[Your objective] Return every line below in which "toán" appears.

[Dataset entries]

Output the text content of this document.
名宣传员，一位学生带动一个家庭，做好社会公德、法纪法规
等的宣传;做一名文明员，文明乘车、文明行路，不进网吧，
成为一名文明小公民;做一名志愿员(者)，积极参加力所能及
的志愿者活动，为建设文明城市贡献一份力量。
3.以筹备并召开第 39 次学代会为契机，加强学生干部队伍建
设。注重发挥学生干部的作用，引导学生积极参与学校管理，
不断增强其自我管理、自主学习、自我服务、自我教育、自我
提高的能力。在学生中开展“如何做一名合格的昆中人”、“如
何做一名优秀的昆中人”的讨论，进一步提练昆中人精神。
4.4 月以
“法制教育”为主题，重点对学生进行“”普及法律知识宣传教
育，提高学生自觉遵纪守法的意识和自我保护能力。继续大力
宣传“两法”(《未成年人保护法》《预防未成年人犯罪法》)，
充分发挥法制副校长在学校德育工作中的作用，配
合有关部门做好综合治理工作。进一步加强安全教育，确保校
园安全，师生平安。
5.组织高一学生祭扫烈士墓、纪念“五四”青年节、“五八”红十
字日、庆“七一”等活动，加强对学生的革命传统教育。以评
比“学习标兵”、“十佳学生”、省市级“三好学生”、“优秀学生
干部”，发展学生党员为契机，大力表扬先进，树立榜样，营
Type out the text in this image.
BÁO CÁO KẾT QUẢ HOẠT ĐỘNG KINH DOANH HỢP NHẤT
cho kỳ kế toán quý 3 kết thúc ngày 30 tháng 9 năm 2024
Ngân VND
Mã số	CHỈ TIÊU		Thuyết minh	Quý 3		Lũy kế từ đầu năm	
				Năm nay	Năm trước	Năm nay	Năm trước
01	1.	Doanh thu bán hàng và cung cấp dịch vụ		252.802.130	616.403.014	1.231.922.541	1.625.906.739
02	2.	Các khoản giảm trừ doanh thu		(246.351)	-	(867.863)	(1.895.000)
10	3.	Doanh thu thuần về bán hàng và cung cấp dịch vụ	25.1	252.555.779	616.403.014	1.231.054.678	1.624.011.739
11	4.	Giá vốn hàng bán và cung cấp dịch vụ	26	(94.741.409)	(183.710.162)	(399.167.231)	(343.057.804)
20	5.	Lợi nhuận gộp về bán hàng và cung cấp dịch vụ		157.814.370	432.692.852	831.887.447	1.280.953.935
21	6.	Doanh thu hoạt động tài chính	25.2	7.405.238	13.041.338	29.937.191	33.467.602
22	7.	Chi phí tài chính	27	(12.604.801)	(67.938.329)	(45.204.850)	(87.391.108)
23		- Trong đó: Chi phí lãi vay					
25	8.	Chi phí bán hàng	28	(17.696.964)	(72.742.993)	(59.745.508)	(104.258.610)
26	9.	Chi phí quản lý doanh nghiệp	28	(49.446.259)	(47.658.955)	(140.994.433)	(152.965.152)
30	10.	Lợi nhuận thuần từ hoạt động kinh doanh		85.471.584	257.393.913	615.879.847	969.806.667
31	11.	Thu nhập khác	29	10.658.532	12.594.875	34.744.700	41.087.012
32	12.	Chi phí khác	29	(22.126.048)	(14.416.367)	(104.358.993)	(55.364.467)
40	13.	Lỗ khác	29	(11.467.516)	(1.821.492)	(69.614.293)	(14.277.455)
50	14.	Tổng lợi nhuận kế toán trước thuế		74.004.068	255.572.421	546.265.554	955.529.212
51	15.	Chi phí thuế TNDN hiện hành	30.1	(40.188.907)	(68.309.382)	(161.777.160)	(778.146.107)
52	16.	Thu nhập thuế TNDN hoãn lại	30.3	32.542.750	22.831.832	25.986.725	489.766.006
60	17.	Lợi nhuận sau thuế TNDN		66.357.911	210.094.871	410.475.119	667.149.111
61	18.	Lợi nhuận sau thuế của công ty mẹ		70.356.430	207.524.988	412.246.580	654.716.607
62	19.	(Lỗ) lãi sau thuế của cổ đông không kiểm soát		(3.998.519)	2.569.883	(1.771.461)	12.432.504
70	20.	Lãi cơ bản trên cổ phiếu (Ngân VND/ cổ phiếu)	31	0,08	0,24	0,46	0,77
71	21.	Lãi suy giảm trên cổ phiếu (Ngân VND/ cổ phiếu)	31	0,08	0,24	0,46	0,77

[Exercise answer]
cho kỳ kế toán quý 3 kết thúc ngày 30 tháng 9 năm 2024
50	14.	Tổng lợi nhuận kế toán trước thuế		74.004.068	255.572.421	546.265.554	955.529.212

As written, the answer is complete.